[Data records]
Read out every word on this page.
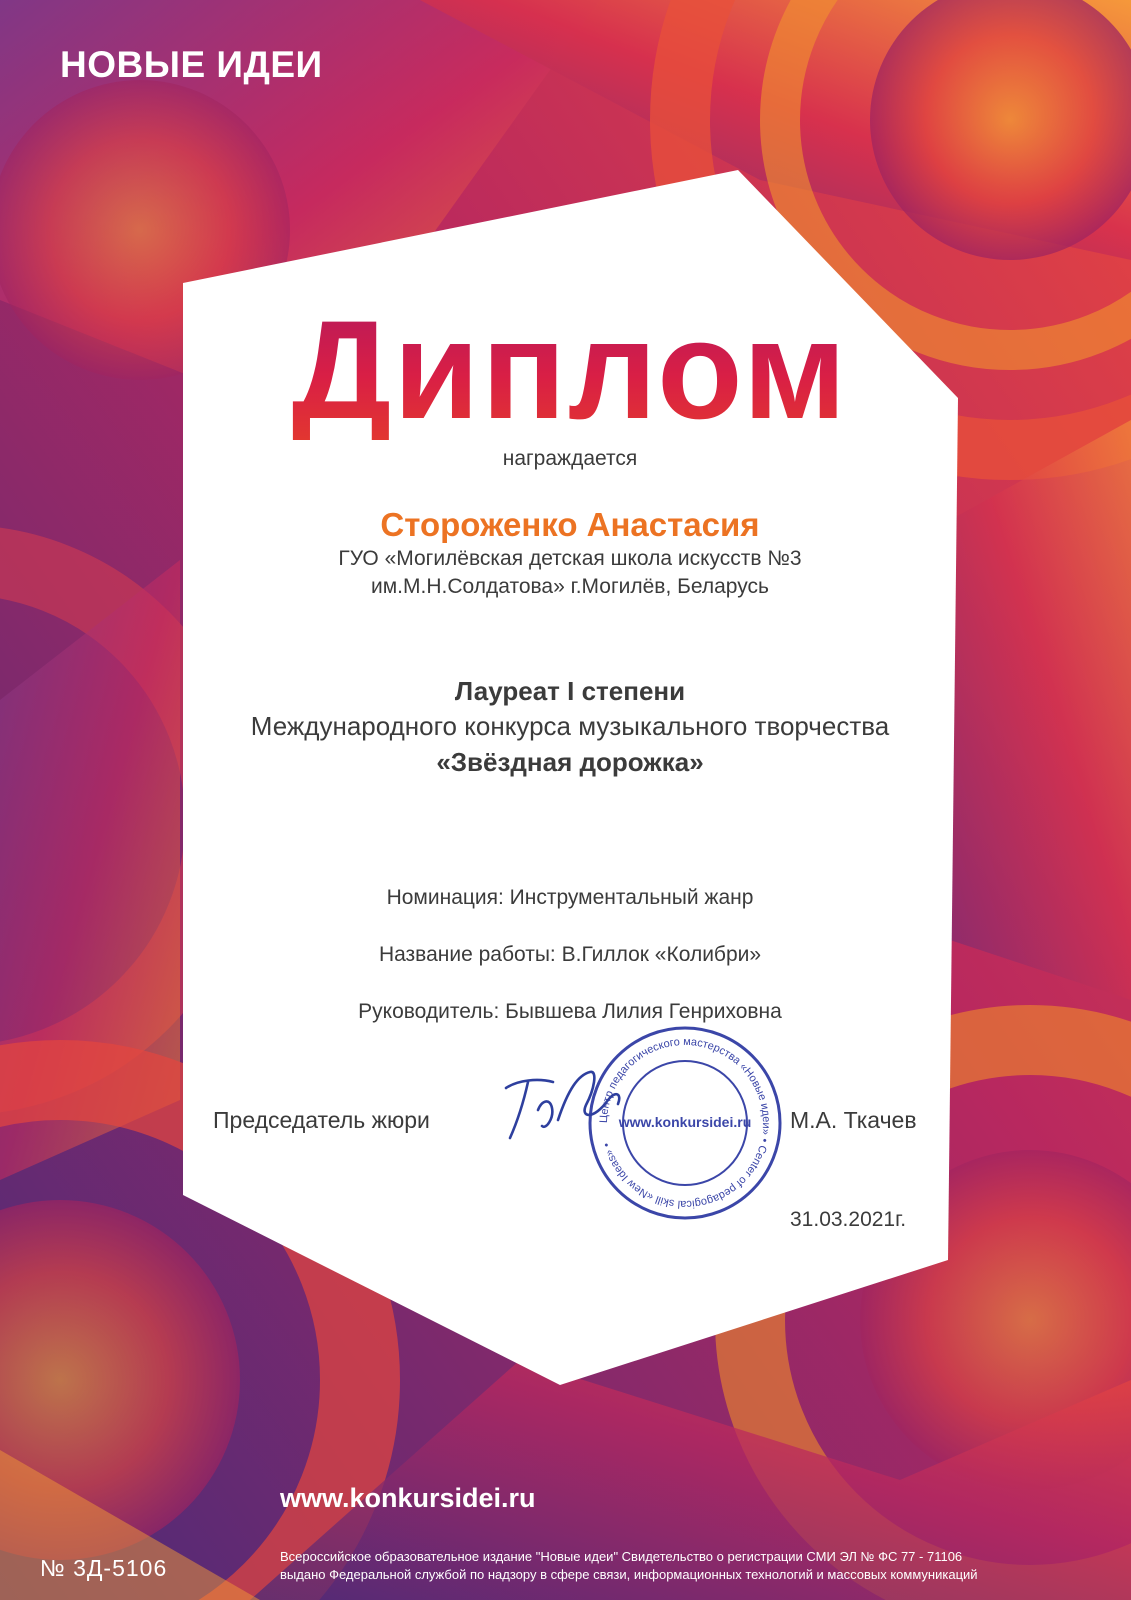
НОВЫЕ ИДЕИ
Диплом
награждается
Стороженко Анастасия
ГУО «Могилёвская детская школа искусств №3
им.М.Н.Солдатова» г.Могилёв, Беларусь
Лауреат I степени
Международного конкурса музыкального творчества
«Звёздная дорожка»
Номинация: Инструментальный жанр
Название работы: В.Гиллок «Колибри»
Руководитель: Бывшева Лилия Генриховна
Председатель жюри	М.А. Ткачев
Центр педагогического мастерства «Новые идеи» • Center of pedagogical skill «New Ideas» •
www.konkursidei.ru
31.03.2021г.
www.konkursidei.ru
№ 3Д-5106	Всероссийское образовательное издание "Новые идеи" Свидетельство о регистрации СМИ ЭЛ № ФС 77 - 71106
выдано Федеральной службой по надзору в сфере связи, информационных технологий и массовых коммуникаций
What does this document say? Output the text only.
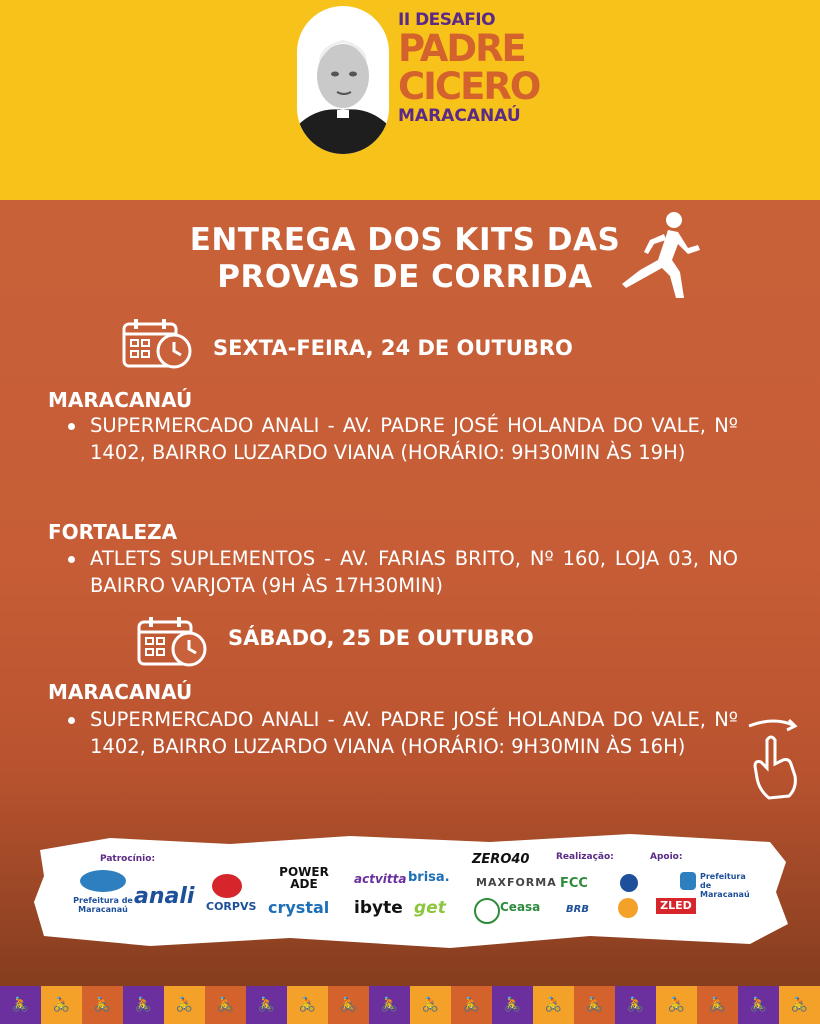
II DESAFIO
PADRE
CICERO
MARACANAÚ
ENTREGA DOS KITS DAS
PROVAS DE CORRIDA
SEXTA-FEIRA, 24 DE OUTUBRO
MARACANAÚ
SUPERMERCADO ANALI - AV. PADRE JOSÉ HOLANDA DO VALE, Nº 1402, BAIRRO LUZARDO VIANA (HORÁRIO: 9H30MIN ÀS 19H)
FORTALEZA
ATLETS SUPLEMENTOS - AV. FARIAS BRITO, Nº 160, LOJA 03, NO BAIRRO VARJOTA (9H ÀS 17H30MIN)
SÁBADO, 25 DE OUTUBRO
MARACANAÚ
SUPERMERCADO ANALI - AV. PADRE JOSÉ HOLANDA DO VALE, Nº 1402, BAIRRO LUZARDO VIANA (HORÁRIO: 9H30MIN ÀS 16H)
Patrocínio:	Realização:	Apoio:
Prefeitura de Maracanaú
anali CORPVS
POWER ADE
crystal
actvitta
ibyte
brisa.
get
ZERO40
MAXFORMA
Ceasa
FCC
BRB
Prefeitura de Maracanaú
ZLED
🚴	🚴	🚴	🚴	🚴	🚴	🚴	🚴	🚴	🚴	🚴	🚴	🚴	🚴	🚴	🚴	🚴	🚴	🚴	🚴
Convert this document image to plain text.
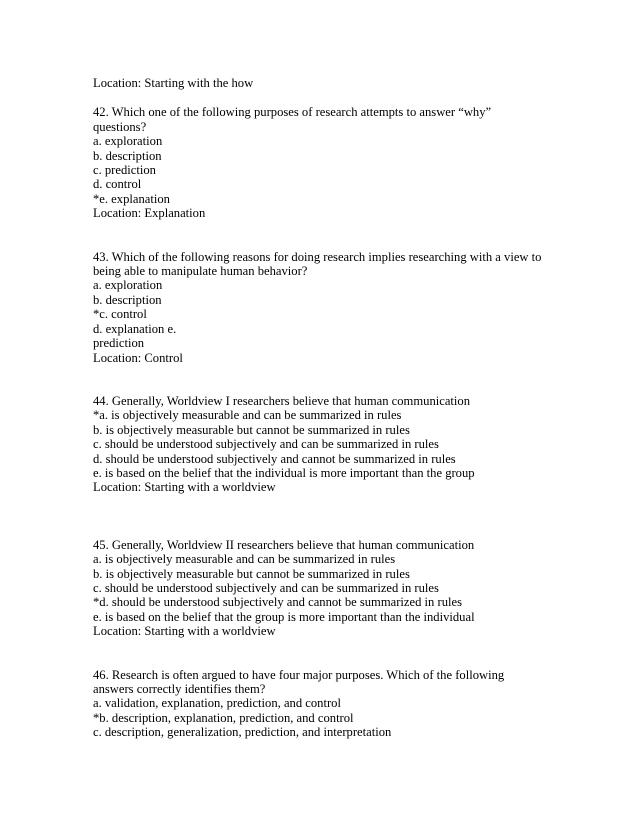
Location: Starting with the how
42. Which one of the following purposes of research attempts to answer “why”
questions?
a. exploration
b. description
c. prediction
d. control
*e. explanation
Location: Explanation
43. Which of the following reasons for doing research implies researching with a view to
being able to manipulate human behavior?
a. exploration
b. description
*c. control
d. explanation e.
prediction
Location: Control
44. Generally, Worldview I researchers believe that human communication
*a. is objectively measurable and can be summarized in rules
b. is objectively measurable but cannot be summarized in rules
c. should be understood subjectively and can be summarized in rules
d. should be understood subjectively and cannot be summarized in rules
e. is based on the belief that the individual is more important than the group
Location: Starting with a worldview
45. Generally, Worldview II researchers believe that human communication
a. is objectively measurable and can be summarized in rules
b. is objectively measurable but cannot be summarized in rules
c. should be understood subjectively and can be summarized in rules
*d. should be understood subjectively and cannot be summarized in rules
e. is based on the belief that the group is more important than the individual
Location: Starting with a worldview
46. Research is often argued to have four major purposes. Which of the following
answers correctly identifies them?
a. validation, explanation, prediction, and control
*b. description, explanation, prediction, and control
c. description, generalization, prediction, and interpretation
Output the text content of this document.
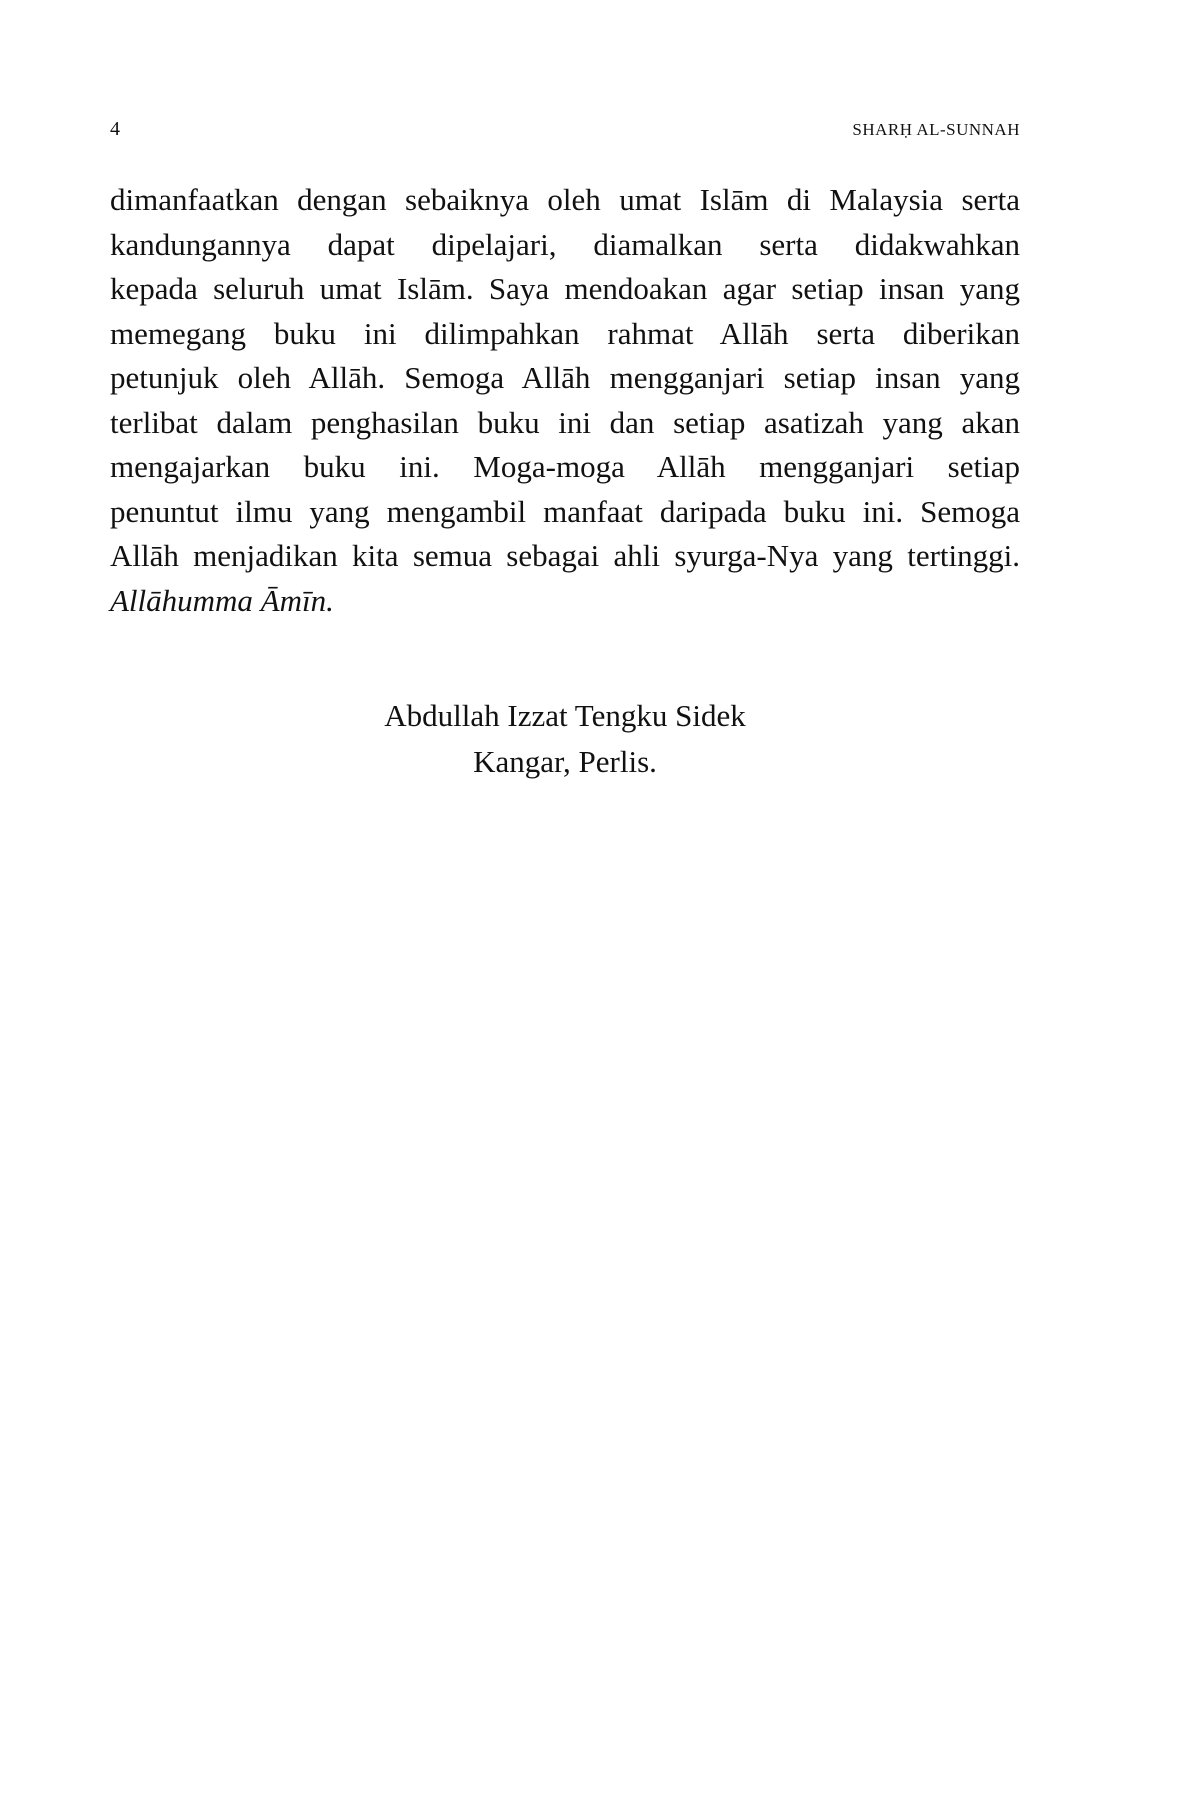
4	SHARḤ AL-SUNNAH
dimanfaatkan dengan sebaiknya oleh umat Islām di Malaysia serta
kandungannya dapat dipelajari, diamalkan serta didakwahkan
kepada seluruh umat Islām. Saya mendoakan agar setiap insan yang
memegang buku ini dilimpahkan rahmat Allāh serta diberikan
petunjuk oleh Allāh. Semoga Allāh mengganjari setiap insan yang
terlibat dalam penghasilan buku ini dan setiap asatizah yang akan
mengajarkan buku ini. Moga-moga Allāh mengganjari setiap
penuntut ilmu yang mengambil manfaat daripada buku ini. Semoga
Allāh menjadikan kita semua sebagai ahli syurga-Nya yang tertinggi.
Allāhumma Āmīn.
Abdullah Izzat Tengku Sidek
Kangar, Perlis.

Instructions for the task: Every line is to be duplicated exactly, though pictures stay out.

Answer to the problem:
Read out every word on this page.
НОВЫЕ ИДЕИ
Диплом
награждается
Стороженко Анастасия
ГУО «Могилёвская детская школа искусств №3
им.М.Н.Солдатова» г.Могилёв, Беларусь
Лауреат I степени
Международного конкурса музыкального творчества
«Звёздная дорожка»
Номинация: Инструментальный жанр
Название работы: В.Гиллок «Колибри»
Руководитель: Бывшева Лилия Генриховна
Председатель жюри	М.А. Ткачев
Центр педагогического мастерства «Новые идеи» • Center of pedagogical skill «New Ideas» •
www.konkursidei.ru
31.03.2021г.
www.konkursidei.ru
№ 3Д-5106	Всероссийское образовательное издание "Новые идеи" Свидетельство о регистрации СМИ ЭЛ № ФС 77 - 71106
выдано Федеральной службой по надзору в сфере связи, информационных технологий и массовых коммуникаций
What does this document say? Output the text only.
II DESAFIO
PADRE
CICERO
MARACANAÚ
ENTREGA DOS KITS DAS
PROVAS DE CORRIDA
SEXTA-FEIRA, 24 DE OUTUBRO
MARACANAÚ
SUPERMERCADO ANALI - AV. PADRE JOSÉ HOLANDA DO VALE, Nº 1402, BAIRRO LUZARDO VIANA (HORÁRIO: 9H30MIN ÀS 19H)
FORTALEZA
ATLETS SUPLEMENTOS - AV. FARIAS BRITO, Nº 160, LOJA 03, NO BAIRRO VARJOTA (9H ÀS 17H30MIN)
SÁBADO, 25 DE OUTUBRO
MARACANAÚ
SUPERMERCADO ANALI - AV. PADRE JOSÉ HOLANDA DO VALE, Nº 1402, BAIRRO LUZARDO VIANA (HORÁRIO: 9H30MIN ÀS 16H)
Patrocínio:	Realização:	Apoio:
Prefeitura de Maracanaú
anali CORPVS
POWER ADE
crystal
actvitta
ibyte
brisa.
get
ZERO40
MAXFORMA
Ceasa
FCC
BRB
Prefeitura de Maracanaú
ZLED
🚴	🚴	🚴	🚴	🚴	🚴	🚴	🚴	🚴	🚴	🚴	🚴	🚴	🚴	🚴	🚴	🚴	🚴	🚴	🚴
Convert this document image to plain text.
Location: Starting with the how
42. Which one of the following purposes of research attempts to answer “why”
questions?
a. exploration
b. description
c. prediction
d. control
*e. explanation
Location: Explanation
43. Which of the following reasons for doing research implies researching with a view to
being able to manipulate human behavior?
a. exploration
b. description
*c. control
d. explanation e.
prediction
Location: Control
44. Generally, Worldview I researchers believe that human communication
*a. is objectively measurable and can be summarized in rules
b. is objectively measurable but cannot be summarized in rules
c. should be understood subjectively and can be summarized in rules
d. should be understood subjectively and cannot be summarized in rules
e. is based on the belief that the individual is more important than the group
Location: Starting with a worldview
45. Generally, Worldview II researchers believe that human communication
a. is objectively measurable and can be summarized in rules
b. is objectively measurable but cannot be summarized in rules
c. should be understood subjectively and can be summarized in rules
*d. should be understood subjectively and cannot be summarized in rules
e. is based on the belief that the group is more important than the individual
Location: Starting with a worldview
46. Research is often argued to have four major purposes. Which of the following
answers correctly identifies them?
a. validation, explanation, prediction, and control
*b. description, explanation, prediction, and control
c. description, generalization, prediction, and interpretation
Output the text content of this document.
4	SHARḤ AL-SUNNAH
dimanfaatkan dengan sebaiknya oleh umat Islām di Malaysia serta
kandungannya dapat dipelajari, diamalkan serta didakwahkan
kepada seluruh umat Islām. Saya mendoakan agar setiap insan yang
memegang buku ini dilimpahkan rahmat Allāh serta diberikan
petunjuk oleh Allāh. Semoga Allāh mengganjari setiap insan yang
terlibat dalam penghasilan buku ini dan setiap asatizah yang akan
mengajarkan buku ini. Moga-moga Allāh mengganjari setiap
penuntut ilmu yang mengambil manfaat daripada buku ini. Semoga
Allāh menjadikan kita semua sebagai ahli syurga-Nya yang tertinggi.
Allāhumma Āmīn.
Abdullah Izzat Tengku Sidek
Kangar, Perlis.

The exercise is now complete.